_Requirements_
Return every line below in which "обліковий" appears.

■ ■ ■ ■ ■

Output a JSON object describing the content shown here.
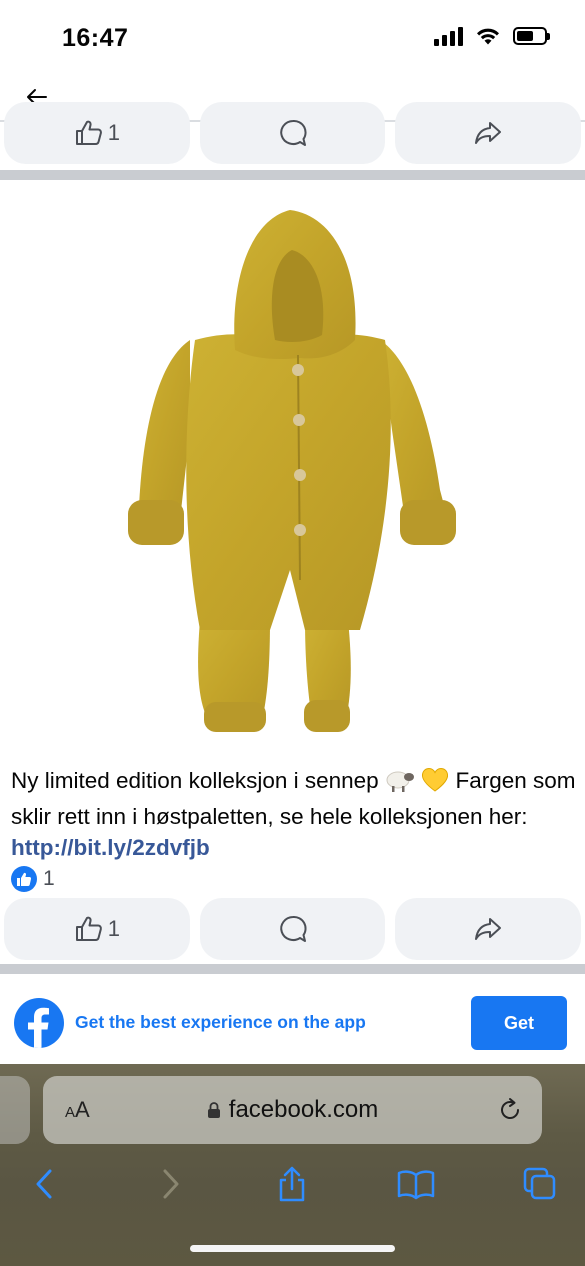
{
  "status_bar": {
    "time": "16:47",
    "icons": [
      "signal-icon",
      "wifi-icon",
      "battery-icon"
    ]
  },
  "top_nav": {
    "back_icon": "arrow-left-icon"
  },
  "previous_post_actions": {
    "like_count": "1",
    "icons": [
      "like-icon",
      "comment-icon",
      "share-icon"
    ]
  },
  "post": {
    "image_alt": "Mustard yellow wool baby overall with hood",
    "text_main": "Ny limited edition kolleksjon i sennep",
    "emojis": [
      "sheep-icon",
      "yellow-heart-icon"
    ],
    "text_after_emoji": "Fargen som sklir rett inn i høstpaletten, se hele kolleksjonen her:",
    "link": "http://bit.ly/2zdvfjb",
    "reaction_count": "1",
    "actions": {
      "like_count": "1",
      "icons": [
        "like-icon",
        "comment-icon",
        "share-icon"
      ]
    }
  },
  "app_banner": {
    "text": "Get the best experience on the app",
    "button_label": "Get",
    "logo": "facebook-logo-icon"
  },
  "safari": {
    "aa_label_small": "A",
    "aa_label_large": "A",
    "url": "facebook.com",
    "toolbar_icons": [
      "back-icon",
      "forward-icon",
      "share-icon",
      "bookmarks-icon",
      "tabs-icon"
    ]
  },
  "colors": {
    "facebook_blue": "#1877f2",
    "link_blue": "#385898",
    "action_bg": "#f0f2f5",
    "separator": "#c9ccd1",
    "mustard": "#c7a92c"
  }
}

■ ■ ■ ■ ■

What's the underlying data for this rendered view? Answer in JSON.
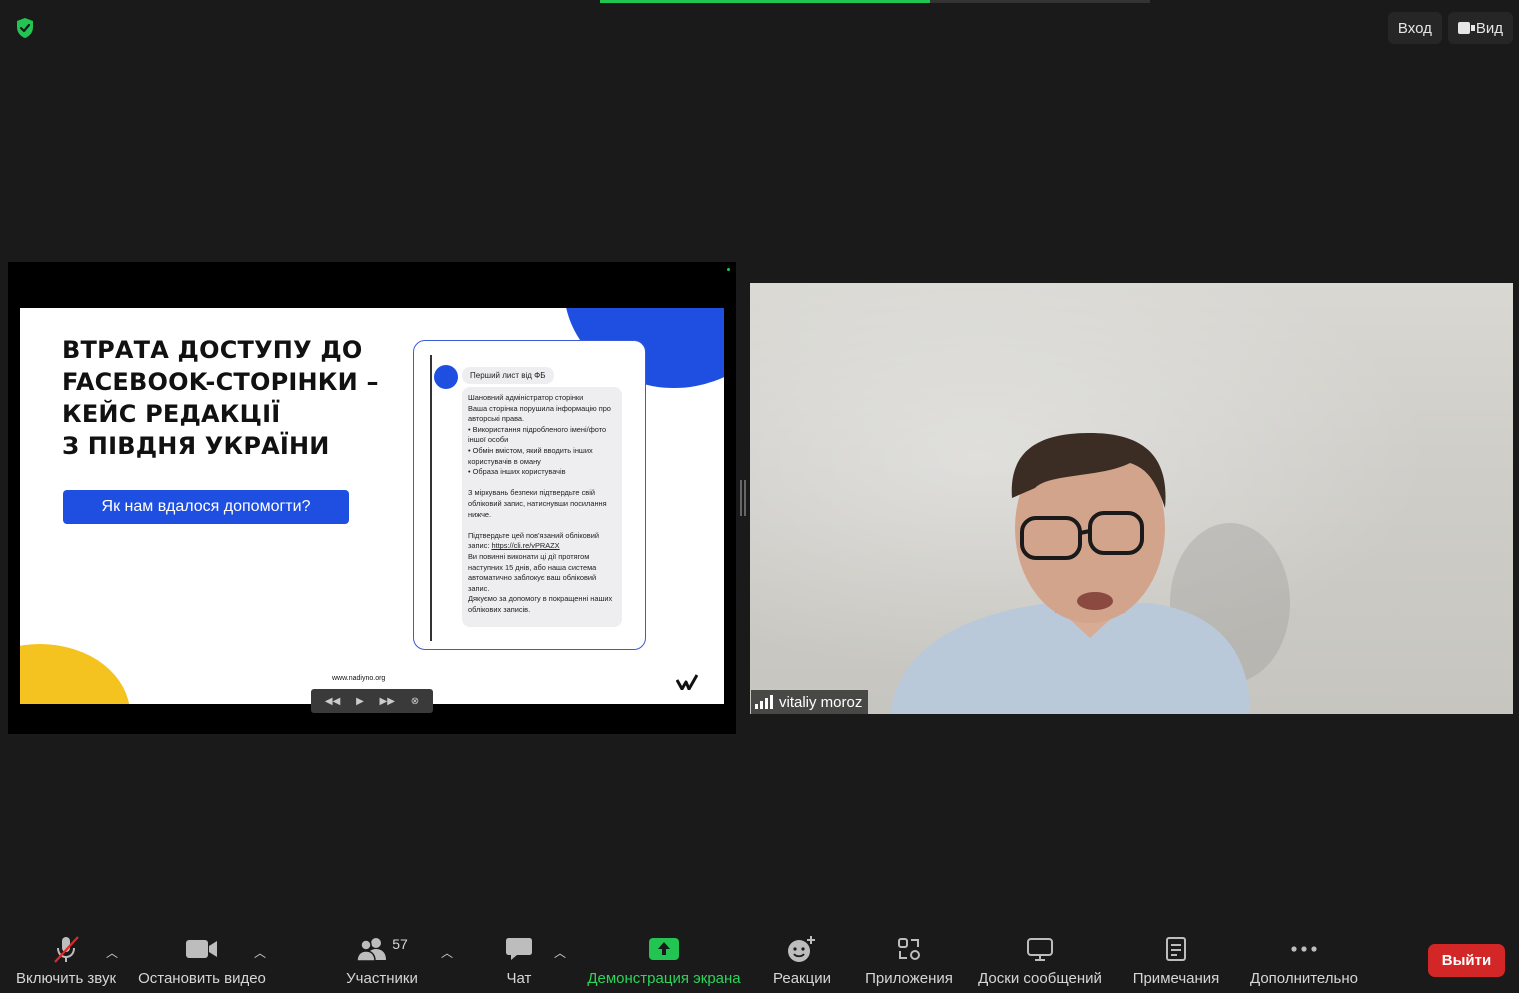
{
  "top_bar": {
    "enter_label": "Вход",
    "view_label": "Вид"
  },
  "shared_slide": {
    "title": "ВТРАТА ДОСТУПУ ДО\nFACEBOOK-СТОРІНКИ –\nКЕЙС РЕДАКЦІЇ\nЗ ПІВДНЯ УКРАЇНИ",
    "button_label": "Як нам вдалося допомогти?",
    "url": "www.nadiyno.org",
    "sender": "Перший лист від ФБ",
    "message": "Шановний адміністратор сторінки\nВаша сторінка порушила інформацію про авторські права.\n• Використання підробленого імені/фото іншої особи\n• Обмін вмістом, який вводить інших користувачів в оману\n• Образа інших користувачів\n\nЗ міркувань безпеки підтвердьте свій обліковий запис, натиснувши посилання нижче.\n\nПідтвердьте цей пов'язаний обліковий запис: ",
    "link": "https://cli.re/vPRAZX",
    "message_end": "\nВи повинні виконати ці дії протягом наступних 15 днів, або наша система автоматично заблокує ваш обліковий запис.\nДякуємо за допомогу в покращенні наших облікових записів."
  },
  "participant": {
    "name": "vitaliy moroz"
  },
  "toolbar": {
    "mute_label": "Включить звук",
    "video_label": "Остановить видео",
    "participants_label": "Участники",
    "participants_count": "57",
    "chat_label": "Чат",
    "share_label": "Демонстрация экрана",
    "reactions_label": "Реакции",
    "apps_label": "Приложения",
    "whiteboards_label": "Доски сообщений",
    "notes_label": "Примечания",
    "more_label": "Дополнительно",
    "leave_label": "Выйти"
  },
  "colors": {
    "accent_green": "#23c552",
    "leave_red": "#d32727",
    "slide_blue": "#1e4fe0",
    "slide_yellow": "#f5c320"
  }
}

■ ■ ■ ■ ■

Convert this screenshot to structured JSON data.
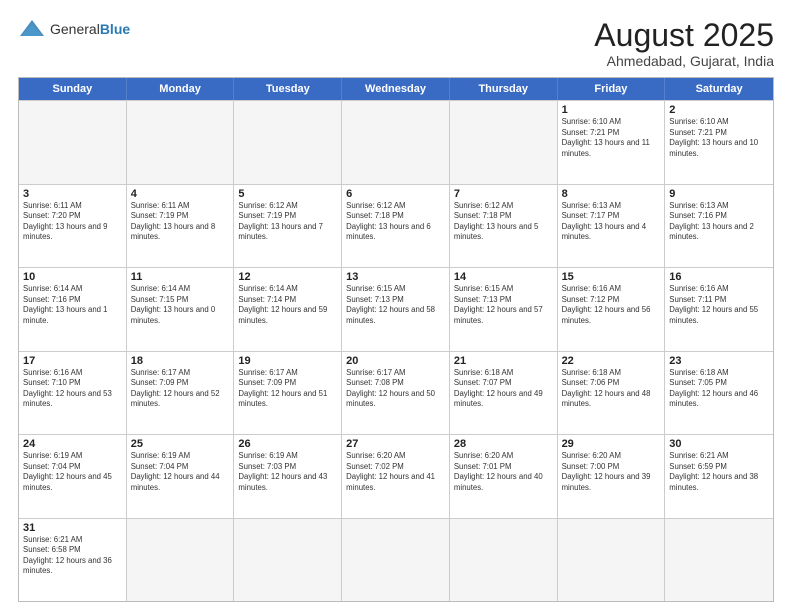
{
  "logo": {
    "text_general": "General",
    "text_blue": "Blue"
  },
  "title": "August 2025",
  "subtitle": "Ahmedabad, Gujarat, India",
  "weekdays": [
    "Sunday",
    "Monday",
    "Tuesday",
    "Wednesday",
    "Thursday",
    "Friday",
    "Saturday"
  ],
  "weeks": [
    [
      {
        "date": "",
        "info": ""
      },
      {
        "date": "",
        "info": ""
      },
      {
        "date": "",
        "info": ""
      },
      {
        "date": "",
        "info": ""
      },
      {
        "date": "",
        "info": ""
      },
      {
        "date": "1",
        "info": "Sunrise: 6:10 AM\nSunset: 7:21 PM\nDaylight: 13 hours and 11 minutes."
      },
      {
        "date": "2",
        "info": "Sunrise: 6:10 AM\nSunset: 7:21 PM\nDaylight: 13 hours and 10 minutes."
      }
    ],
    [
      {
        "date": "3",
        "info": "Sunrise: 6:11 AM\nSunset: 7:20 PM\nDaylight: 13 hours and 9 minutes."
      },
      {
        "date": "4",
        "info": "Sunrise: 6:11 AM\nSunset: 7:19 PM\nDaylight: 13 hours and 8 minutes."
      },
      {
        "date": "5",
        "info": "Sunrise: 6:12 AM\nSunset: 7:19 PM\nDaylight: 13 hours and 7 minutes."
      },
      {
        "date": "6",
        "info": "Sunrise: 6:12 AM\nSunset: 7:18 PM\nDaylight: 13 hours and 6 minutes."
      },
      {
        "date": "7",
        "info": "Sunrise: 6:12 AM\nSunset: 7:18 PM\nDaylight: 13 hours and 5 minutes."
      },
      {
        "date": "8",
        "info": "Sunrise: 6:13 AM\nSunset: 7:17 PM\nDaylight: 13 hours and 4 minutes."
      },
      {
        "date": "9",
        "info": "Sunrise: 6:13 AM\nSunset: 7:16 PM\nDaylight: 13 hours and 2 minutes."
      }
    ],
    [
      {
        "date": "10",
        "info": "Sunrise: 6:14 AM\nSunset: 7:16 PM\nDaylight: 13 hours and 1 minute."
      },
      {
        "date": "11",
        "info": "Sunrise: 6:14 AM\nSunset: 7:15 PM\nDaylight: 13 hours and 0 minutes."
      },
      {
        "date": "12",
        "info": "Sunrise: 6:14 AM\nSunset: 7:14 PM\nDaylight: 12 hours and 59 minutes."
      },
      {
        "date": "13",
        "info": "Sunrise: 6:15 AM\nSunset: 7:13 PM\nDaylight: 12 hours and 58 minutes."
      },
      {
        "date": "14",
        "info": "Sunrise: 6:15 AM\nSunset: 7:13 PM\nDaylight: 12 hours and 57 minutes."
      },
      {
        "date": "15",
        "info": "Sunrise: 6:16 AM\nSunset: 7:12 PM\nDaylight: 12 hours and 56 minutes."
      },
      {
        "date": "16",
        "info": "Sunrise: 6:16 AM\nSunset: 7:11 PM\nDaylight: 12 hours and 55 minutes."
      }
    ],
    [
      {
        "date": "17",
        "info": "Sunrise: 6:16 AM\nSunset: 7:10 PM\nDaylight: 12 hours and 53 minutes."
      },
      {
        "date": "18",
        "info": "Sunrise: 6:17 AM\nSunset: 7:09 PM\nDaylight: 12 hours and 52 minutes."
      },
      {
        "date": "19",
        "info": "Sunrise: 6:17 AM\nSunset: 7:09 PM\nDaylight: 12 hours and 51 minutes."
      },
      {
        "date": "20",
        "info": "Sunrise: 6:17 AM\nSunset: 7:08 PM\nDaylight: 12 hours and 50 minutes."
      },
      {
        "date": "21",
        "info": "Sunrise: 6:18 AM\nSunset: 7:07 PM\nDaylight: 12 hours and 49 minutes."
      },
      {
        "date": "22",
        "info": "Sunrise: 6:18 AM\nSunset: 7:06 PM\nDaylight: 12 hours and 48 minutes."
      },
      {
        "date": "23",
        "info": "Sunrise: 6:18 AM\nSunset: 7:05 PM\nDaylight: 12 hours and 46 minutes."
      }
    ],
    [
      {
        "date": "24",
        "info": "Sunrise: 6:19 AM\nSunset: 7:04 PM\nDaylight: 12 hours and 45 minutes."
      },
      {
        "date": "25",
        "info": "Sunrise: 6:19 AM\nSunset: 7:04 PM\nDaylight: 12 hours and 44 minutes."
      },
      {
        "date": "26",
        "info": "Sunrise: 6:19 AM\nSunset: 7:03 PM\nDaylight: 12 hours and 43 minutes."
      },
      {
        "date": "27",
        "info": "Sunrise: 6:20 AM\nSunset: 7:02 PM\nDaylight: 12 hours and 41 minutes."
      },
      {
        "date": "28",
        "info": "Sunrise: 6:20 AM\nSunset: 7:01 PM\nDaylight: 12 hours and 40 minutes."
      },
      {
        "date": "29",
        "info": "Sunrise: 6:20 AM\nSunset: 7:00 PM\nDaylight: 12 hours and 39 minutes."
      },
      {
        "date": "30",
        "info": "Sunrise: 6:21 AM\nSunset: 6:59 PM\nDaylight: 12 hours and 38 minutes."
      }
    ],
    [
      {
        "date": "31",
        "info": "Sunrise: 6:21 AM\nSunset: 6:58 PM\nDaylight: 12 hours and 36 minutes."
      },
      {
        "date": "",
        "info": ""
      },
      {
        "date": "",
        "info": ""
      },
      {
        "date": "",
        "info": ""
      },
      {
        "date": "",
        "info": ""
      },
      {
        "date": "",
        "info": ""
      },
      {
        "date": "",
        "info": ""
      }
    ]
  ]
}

■ ■ ■ ■ ■

_Result_
    "message": "Шановний адміністратор сторінки\nВаша сторінка порушила інформацію про авторські права.\n• Використання підробленого імені/фото іншої особи\n• Обмін вмістом, який вводить інших користувачів в оману\n• Образа інших користувачів\n\nЗ міркувань безпеки підтвердьте свій обліковий запис, натиснувши посилання нижче.\n\nПідтвердьте цей пов'язаний обліковий запис: ",
    "message_end": "\nВи повинні виконати ці дії протягом наступних 15 днів, або наша система автоматично заблокує ваш обліковий запис.\nДякуємо за допомогу в покращенні наших облікових записів."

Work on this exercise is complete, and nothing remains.